***** Data shown *****

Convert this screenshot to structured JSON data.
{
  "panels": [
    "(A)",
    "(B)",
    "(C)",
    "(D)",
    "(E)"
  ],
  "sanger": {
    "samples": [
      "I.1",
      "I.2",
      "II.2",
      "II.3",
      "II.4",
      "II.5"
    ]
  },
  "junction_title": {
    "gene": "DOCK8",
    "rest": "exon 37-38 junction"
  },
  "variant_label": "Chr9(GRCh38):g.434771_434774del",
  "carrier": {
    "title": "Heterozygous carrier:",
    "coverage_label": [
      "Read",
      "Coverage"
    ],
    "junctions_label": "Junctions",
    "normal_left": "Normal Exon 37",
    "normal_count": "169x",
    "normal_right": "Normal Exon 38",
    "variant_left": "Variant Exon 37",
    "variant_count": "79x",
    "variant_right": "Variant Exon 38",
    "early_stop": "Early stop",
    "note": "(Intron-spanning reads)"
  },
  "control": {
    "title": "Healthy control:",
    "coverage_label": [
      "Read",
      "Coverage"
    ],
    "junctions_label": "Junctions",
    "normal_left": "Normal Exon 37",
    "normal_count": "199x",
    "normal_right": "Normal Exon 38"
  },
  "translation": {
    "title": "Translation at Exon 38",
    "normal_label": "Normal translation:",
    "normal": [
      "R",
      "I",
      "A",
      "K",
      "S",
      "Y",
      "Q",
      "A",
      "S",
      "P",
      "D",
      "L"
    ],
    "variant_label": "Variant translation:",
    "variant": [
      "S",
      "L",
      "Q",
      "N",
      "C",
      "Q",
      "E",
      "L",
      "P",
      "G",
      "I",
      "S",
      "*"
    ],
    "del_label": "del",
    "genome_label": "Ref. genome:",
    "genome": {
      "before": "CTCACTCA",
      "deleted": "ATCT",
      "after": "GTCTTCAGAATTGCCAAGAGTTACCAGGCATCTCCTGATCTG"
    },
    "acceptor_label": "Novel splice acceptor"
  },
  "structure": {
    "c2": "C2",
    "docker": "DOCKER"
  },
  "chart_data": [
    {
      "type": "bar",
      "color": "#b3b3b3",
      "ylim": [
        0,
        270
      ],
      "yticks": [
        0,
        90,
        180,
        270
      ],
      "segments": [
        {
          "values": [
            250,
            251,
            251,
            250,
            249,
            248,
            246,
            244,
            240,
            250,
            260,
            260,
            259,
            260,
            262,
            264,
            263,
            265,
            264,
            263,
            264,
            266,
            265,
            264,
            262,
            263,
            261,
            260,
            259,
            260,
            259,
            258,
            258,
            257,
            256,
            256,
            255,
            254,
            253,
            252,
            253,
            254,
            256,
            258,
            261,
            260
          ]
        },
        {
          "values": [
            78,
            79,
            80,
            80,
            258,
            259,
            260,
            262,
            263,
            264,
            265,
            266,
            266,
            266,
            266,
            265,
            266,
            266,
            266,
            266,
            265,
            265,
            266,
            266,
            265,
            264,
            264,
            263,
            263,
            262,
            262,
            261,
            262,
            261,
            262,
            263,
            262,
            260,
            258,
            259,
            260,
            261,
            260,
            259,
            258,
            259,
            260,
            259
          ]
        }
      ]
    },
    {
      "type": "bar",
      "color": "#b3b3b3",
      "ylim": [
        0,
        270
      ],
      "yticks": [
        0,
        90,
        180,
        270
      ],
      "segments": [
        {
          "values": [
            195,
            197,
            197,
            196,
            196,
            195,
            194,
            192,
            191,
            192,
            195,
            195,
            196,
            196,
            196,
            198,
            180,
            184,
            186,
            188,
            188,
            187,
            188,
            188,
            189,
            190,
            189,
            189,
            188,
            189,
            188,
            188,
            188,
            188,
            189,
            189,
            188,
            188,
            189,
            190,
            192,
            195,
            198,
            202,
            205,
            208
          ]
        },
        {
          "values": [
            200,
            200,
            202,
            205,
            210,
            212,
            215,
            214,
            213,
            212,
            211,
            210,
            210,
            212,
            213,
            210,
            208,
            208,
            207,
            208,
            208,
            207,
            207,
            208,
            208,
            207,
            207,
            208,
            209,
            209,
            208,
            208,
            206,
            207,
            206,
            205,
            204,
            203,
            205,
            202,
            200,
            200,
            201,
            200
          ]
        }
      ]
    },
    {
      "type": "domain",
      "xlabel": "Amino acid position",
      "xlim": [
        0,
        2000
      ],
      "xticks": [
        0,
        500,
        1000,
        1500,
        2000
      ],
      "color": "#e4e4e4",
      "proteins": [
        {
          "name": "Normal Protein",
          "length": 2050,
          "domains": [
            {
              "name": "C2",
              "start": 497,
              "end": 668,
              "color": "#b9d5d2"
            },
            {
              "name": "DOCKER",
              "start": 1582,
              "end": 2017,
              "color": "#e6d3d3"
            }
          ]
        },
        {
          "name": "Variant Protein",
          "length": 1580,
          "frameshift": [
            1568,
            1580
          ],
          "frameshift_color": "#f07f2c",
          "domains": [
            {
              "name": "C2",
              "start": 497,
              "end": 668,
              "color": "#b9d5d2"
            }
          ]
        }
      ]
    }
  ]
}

*****

What this task involves:
Transcribe the material above in full.

Task response:
Convert this screenshot to structured JSON data.
{
  "panels": [
    "(A)",
    "(B)",
    "(C)",
    "(D)",
    "(E)"
  ],
  "sanger": {
    "samples": [
      "I.1",
      "I.2",
      "II.2",
      "II.3",
      "II.4",
      "II.5"
    ]
  },
  "junction_title": {
    "gene": "DOCK8",
    "rest": "exon 37-38 junction"
  },
  "variant_label": "Chr9(GRCh38):g.434771_434774del",
  "carrier": {
    "title": "Heterozygous carrier:",
    "coverage_label": [
      "Read",
      "Coverage"
    ],
    "junctions_label": "Junctions",
    "normal_left": "Normal Exon 37",
    "normal_count": "169x",
    "normal_right": "Normal Exon 38",
    "variant_left": "Variant Exon 37",
    "variant_count": "79x",
    "variant_right": "Variant Exon 38",
    "early_stop": "Early stop",
    "note": "(Intron-spanning reads)"
  },
  "control": {
    "title": "Healthy control:",
    "coverage_label": [
      "Read",
      "Coverage"
    ],
    "junctions_label": "Junctions",
    "normal_left": "Normal Exon 37",
    "normal_count": "199x",
    "normal_right": "Normal Exon 38"
  },
  "translation": {
    "title": "Translation at Exon 38",
    "normal_label": "Normal translation:",
    "normal": [
      "R",
      "I",
      "A",
      "K",
      "S",
      "Y",
      "Q",
      "A",
      "S",
      "P",
      "D",
      "L"
    ],
    "variant_label": "Variant translation:",
    "variant": [
      "S",
      "L",
      "Q",
      "N",
      "C",
      "Q",
      "E",
      "L",
      "P",
      "G",
      "I",
      "S",
      "*"
    ],
    "del_label": "del",
    "genome_label": "Ref. genome:",
    "genome": {
      "before": "CTCACTCA",
      "deleted": "ATCT",
      "after": "GTCTTCAGAATTGCCAAGAGTTACCAGGCATCTCCTGATCTG"
    },
    "acceptor_label": "Novel splice acceptor"
  },
  "structure": {
    "c2": "C2",
    "docker": "DOCKER"
  },
  "chart_data": [
    {
      "type": "bar",
      "color": "#b3b3b3",
      "ylim": [
        0,
        270
      ],
      "yticks": [
        0,
        90,
        180,
        270
      ],
      "segments": [
        {
          "values": [
            250,
            251,
            251,
            250,
            249,
            248,
            246,
            244,
            240,
            250,
            260,
            260,
            259,
            260,
            262,
            264,
            263,
            265,
            264,
            263,
            264,
            266,
            265,
            264,
            262,
            263,
            261,
            260,
            259,
            260,
            259,
            258,
            258,
            257,
            256,
            256,
            255,
            254,
            253,
            252,
            253,
            254,
            256,
            258,
            261,
            260
          ]
        },
        {
          "values": [
            78,
            79,
            80,
            80,
            258,
            259,
            260,
            262,
            263,
            264,
            265,
            266,
            266,
            266,
            266,
            265,
            266,
            266,
            266,
            266,
            265,
            265,
            266,
            266,
            265,
            264,
            264,
            263,
            263,
            262,
            262,
            261,
            262,
            261,
            262,
            263,
            262,
            260,
            258,
            259,
            260,
            261,
            260,
            259,
            258,
            259,
            260,
            259
          ]
        }
      ]
    },
    {
      "type": "bar",
      "color": "#b3b3b3",
      "ylim": [
        0,
        270
      ],
      "yticks": [
        0,
        90,
        180,
        270
      ],
      "segments": [
        {
          "values": [
            195,
            197,
            197,
            196,
            196,
            195,
            194,
            192,
            191,
            192,
            195,
            195,
            196,
            196,
            196,
            198,
            180,
            184,
            186,
            188,
            188,
            187,
            188,
            188,
            189,
            190,
            189,
            189,
            188,
            189,
            188,
            188,
            188,
            188,
            189,
            189,
            188,
            188,
            189,
            190,
            192,
            195,
            198,
            202,
            205,
            208
          ]
        },
        {
          "values": [
            200,
            200,
            202,
            205,
            210,
            212,
            215,
            214,
            213,
            212,
            211,
            210,
            210,
            212,
            213,
            210,
            208,
            208,
            207,
            208,
            208,
            207,
            207,
            208,
            208,
            207,
            207,
            208,
            209,
            209,
            208,
            208,
            206,
            207,
            206,
            205,
            204,
            203,
            205,
            202,
            200,
            200,
            201,
            200
          ]
        }
      ]
    },
    {
      "type": "domain",
      "xlabel": "Amino acid position",
      "xlim": [
        0,
        2000
      ],
      "xticks": [
        0,
        500,
        1000,
        1500,
        2000
      ],
      "color": "#e4e4e4",
      "proteins": [
        {
          "name": "Normal Protein",
          "length": 2050,
          "domains": [
            {
              "name": "C2",
              "start": 497,
              "end": 668,
              "color": "#b9d5d2"
            },
            {
              "name": "DOCKER",
              "start": 1582,
              "end": 2017,
              "color": "#e6d3d3"
            }
          ]
        },
        {
          "name": "Variant Protein",
          "length": 1580,
          "frameshift": [
            1568,
            1580
          ],
          "frameshift_color": "#f07f2c",
          "domains": [
            {
              "name": "C2",
              "start": 497,
              "end": 668,
              "color": "#b9d5d2"
            }
          ]
        }
      ]
    }
  ]
}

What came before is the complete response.